### Requirements
Reproduce each of these items in a dataset word for word.

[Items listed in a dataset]
•••••

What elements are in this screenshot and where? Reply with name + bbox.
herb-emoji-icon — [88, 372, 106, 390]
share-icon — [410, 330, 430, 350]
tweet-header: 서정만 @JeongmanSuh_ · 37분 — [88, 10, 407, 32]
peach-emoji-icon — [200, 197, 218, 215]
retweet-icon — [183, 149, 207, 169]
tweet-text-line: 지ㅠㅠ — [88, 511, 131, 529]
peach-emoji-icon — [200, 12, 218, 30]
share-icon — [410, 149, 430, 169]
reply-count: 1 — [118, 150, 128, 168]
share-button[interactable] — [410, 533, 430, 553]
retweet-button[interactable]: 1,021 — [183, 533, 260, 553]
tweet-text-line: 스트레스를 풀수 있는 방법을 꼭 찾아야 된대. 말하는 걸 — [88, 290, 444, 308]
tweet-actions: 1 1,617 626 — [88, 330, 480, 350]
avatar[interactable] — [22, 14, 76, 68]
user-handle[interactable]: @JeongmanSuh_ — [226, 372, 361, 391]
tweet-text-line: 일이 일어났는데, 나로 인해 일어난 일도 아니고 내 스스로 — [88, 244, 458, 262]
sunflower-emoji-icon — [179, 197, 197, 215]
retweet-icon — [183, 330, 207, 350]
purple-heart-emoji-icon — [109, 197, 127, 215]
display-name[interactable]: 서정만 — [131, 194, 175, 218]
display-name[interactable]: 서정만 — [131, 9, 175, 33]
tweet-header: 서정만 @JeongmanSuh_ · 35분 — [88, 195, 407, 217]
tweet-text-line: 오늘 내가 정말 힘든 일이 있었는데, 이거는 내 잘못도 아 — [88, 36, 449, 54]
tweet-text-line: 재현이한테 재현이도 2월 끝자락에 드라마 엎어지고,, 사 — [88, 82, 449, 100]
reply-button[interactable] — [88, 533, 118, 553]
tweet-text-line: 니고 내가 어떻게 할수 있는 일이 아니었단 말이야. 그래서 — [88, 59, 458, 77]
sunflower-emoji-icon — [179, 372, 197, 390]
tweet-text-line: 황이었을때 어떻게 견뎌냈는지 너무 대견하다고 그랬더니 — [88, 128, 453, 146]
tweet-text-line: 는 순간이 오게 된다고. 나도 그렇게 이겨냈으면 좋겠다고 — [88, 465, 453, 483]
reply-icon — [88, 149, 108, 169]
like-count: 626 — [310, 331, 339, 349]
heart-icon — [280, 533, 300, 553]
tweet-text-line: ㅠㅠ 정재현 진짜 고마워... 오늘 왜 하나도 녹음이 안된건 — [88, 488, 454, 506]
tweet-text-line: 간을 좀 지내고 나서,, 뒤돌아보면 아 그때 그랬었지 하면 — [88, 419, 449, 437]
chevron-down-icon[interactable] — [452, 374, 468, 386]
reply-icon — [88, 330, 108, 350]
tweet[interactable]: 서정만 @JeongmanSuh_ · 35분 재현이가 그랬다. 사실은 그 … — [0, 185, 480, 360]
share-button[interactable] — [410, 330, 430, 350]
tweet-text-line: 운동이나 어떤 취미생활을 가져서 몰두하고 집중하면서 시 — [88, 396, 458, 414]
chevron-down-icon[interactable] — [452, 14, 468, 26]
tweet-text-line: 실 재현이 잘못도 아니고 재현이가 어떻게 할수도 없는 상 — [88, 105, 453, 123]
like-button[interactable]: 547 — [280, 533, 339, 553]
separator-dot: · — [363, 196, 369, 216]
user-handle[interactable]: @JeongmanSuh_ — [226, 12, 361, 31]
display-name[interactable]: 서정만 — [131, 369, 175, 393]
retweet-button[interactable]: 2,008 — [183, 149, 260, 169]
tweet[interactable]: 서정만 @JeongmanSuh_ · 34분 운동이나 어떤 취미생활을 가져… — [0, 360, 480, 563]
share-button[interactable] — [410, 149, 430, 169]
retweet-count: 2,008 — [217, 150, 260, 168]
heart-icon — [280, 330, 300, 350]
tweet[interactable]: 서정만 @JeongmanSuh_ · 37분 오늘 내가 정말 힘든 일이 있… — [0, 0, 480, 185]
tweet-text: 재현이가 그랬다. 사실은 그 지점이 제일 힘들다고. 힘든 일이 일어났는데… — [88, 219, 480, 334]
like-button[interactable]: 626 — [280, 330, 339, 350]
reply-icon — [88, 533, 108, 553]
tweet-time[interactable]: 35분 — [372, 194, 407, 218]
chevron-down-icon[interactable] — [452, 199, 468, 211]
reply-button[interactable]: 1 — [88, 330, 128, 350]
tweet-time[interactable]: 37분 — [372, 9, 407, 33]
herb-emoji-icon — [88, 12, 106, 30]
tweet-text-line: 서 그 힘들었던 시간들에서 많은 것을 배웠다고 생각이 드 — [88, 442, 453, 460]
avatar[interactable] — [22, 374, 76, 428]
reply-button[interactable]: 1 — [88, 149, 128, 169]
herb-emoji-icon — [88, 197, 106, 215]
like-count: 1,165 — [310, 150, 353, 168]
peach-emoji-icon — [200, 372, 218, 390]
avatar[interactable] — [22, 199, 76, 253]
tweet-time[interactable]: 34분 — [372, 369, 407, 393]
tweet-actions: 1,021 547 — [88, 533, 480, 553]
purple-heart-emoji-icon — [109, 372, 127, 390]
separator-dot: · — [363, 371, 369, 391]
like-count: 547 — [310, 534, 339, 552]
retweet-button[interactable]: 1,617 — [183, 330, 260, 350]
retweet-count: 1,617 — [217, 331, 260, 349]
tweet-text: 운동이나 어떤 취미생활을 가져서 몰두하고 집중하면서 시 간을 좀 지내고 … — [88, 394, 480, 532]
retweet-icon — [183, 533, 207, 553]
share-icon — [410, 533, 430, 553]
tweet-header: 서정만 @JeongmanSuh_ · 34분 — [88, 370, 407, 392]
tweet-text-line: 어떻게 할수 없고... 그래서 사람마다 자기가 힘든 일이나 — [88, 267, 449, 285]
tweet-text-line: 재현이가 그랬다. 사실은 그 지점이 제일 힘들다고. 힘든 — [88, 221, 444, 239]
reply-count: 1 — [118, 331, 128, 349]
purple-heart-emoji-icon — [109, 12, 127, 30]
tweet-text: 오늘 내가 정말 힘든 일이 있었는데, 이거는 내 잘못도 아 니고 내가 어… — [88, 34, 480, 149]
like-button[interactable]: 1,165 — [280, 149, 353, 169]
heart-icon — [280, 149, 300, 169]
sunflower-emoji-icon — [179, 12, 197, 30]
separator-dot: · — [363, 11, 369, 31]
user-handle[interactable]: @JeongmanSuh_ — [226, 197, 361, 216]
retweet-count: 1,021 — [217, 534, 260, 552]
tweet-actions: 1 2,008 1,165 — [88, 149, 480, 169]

•••••

### Answer to this problem
What elements are in this screenshot and where? Reply with name + bbox.
herb-emoji-icon — [88, 372, 106, 390]
share-icon — [410, 330, 430, 350]
tweet-header: 서정만 @JeongmanSuh_ · 37분 — [88, 10, 407, 32]
peach-emoji-icon — [200, 197, 218, 215]
retweet-icon — [183, 149, 207, 169]
tweet-text-line: 지ㅠㅠ — [88, 511, 131, 529]
peach-emoji-icon — [200, 12, 218, 30]
share-icon — [410, 149, 430, 169]
reply-count: 1 — [118, 150, 128, 168]
share-button[interactable] — [410, 533, 430, 553]
retweet-button[interactable]: 1,021 — [183, 533, 260, 553]
tweet-text-line: 스트레스를 풀수 있는 방법을 꼭 찾아야 된대. 말하는 걸 — [88, 290, 444, 308]
tweet-actions: 1 1,617 626 — [88, 330, 480, 350]
avatar[interactable] — [22, 14, 76, 68]
user-handle[interactable]: @JeongmanSuh_ — [226, 372, 361, 391]
tweet-text-line: 일이 일어났는데, 나로 인해 일어난 일도 아니고 내 스스로 — [88, 244, 458, 262]
sunflower-emoji-icon — [179, 197, 197, 215]
retweet-icon — [183, 330, 207, 350]
purple-heart-emoji-icon — [109, 197, 127, 215]
display-name[interactable]: 서정만 — [131, 194, 175, 218]
display-name[interactable]: 서정만 — [131, 9, 175, 33]
tweet-header: 서정만 @JeongmanSuh_ · 35분 — [88, 195, 407, 217]
tweet-text-line: 오늘 내가 정말 힘든 일이 있었는데, 이거는 내 잘못도 아 — [88, 36, 449, 54]
tweet-text-line: 재현이한테 재현이도 2월 끝자락에 드라마 엎어지고,, 사 — [88, 82, 449, 100]
reply-button[interactable] — [88, 533, 118, 553]
tweet-text-line: 니고 내가 어떻게 할수 있는 일이 아니었단 말이야. 그래서 — [88, 59, 458, 77]
sunflower-emoji-icon — [179, 372, 197, 390]
tweet-text-line: 황이었을때 어떻게 견뎌냈는지 너무 대견하다고 그랬더니 — [88, 128, 453, 146]
tweet-text-line: 는 순간이 오게 된다고. 나도 그렇게 이겨냈으면 좋겠다고 — [88, 465, 453, 483]
reply-icon — [88, 149, 108, 169]
like-count: 626 — [310, 331, 339, 349]
heart-icon — [280, 533, 300, 553]
tweet-text-line: ㅠㅠ 정재현 진짜 고마워... 오늘 왜 하나도 녹음이 안된건 — [88, 488, 454, 506]
tweet-text-line: 간을 좀 지내고 나서,, 뒤돌아보면 아 그때 그랬었지 하면 — [88, 419, 449, 437]
chevron-down-icon[interactable] — [452, 374, 468, 386]
reply-icon — [88, 330, 108, 350]
tweet[interactable]: 서정만 @JeongmanSuh_ · 35분 재현이가 그랬다. 사실은 그 … — [0, 185, 480, 360]
share-button[interactable] — [410, 330, 430, 350]
tweet-text-line: 운동이나 어떤 취미생활을 가져서 몰두하고 집중하면서 시 — [88, 396, 458, 414]
chevron-down-icon[interactable] — [452, 14, 468, 26]
tweet-text-line: 실 재현이 잘못도 아니고 재현이가 어떻게 할수도 없는 상 — [88, 105, 453, 123]
like-button[interactable]: 547 — [280, 533, 339, 553]
separator-dot: · — [363, 196, 369, 216]
user-handle[interactable]: @JeongmanSuh_ — [226, 12, 361, 31]
display-name[interactable]: 서정만 — [131, 369, 175, 393]
retweet-button[interactable]: 2,008 — [183, 149, 260, 169]
tweet[interactable]: 서정만 @JeongmanSuh_ · 34분 운동이나 어떤 취미생활을 가져… — [0, 360, 480, 563]
share-button[interactable] — [410, 149, 430, 169]
retweet-count: 2,008 — [217, 150, 260, 168]
heart-icon — [280, 330, 300, 350]
tweet[interactable]: 서정만 @JeongmanSuh_ · 37분 오늘 내가 정말 힘든 일이 있… — [0, 0, 480, 185]
tweet-text: 재현이가 그랬다. 사실은 그 지점이 제일 힘들다고. 힘든 일이 일어났는데… — [88, 219, 480, 334]
like-button[interactable]: 626 — [280, 330, 339, 350]
reply-icon — [88, 533, 108, 553]
tweet-time[interactable]: 35분 — [372, 194, 407, 218]
chevron-down-icon[interactable] — [452, 199, 468, 211]
reply-button[interactable]: 1 — [88, 330, 128, 350]
tweet-time[interactable]: 37분 — [372, 9, 407, 33]
herb-emoji-icon — [88, 12, 106, 30]
tweet-text-line: 서 그 힘들었던 시간들에서 많은 것을 배웠다고 생각이 드 — [88, 442, 453, 460]
avatar[interactable] — [22, 374, 76, 428]
reply-button[interactable]: 1 — [88, 149, 128, 169]
herb-emoji-icon — [88, 197, 106, 215]
like-count: 1,165 — [310, 150, 353, 168]
peach-emoji-icon — [200, 372, 218, 390]
avatar[interactable] — [22, 199, 76, 253]
tweet-time[interactable]: 34분 — [372, 369, 407, 393]
tweet-actions: 1,021 547 — [88, 533, 480, 553]
purple-heart-emoji-icon — [109, 372, 127, 390]
separator-dot: · — [363, 371, 369, 391]
like-count: 547 — [310, 534, 339, 552]
retweet-button[interactable]: 1,617 — [183, 330, 260, 350]
retweet-count: 1,617 — [217, 331, 260, 349]
tweet-text: 운동이나 어떤 취미생활을 가져서 몰두하고 집중하면서 시 간을 좀 지내고 … — [88, 394, 480, 532]
retweet-icon — [183, 533, 207, 553]
share-icon — [410, 533, 430, 553]
tweet-header: 서정만 @JeongmanSuh_ · 34분 — [88, 370, 407, 392]
tweet-text-line: 어떻게 할수 없고... 그래서 사람마다 자기가 힘든 일이나 — [88, 267, 449, 285]
tweet-text-line: 재현이가 그랬다. 사실은 그 지점이 제일 힘들다고. 힘든 — [88, 221, 444, 239]
reply-count: 1 — [118, 331, 128, 349]
purple-heart-emoji-icon — [109, 12, 127, 30]
tweet-text: 오늘 내가 정말 힘든 일이 있었는데, 이거는 내 잘못도 아 니고 내가 어… — [88, 34, 480, 149]
like-button[interactable]: 1,165 — [280, 149, 353, 169]
heart-icon — [280, 149, 300, 169]
sunflower-emoji-icon — [179, 12, 197, 30]
separator-dot: · — [363, 11, 369, 31]
user-handle[interactable]: @JeongmanSuh_ — [226, 197, 361, 216]
retweet-count: 1,021 — [217, 534, 260, 552]
tweet-actions: 1 2,008 1,165 — [88, 149, 480, 169]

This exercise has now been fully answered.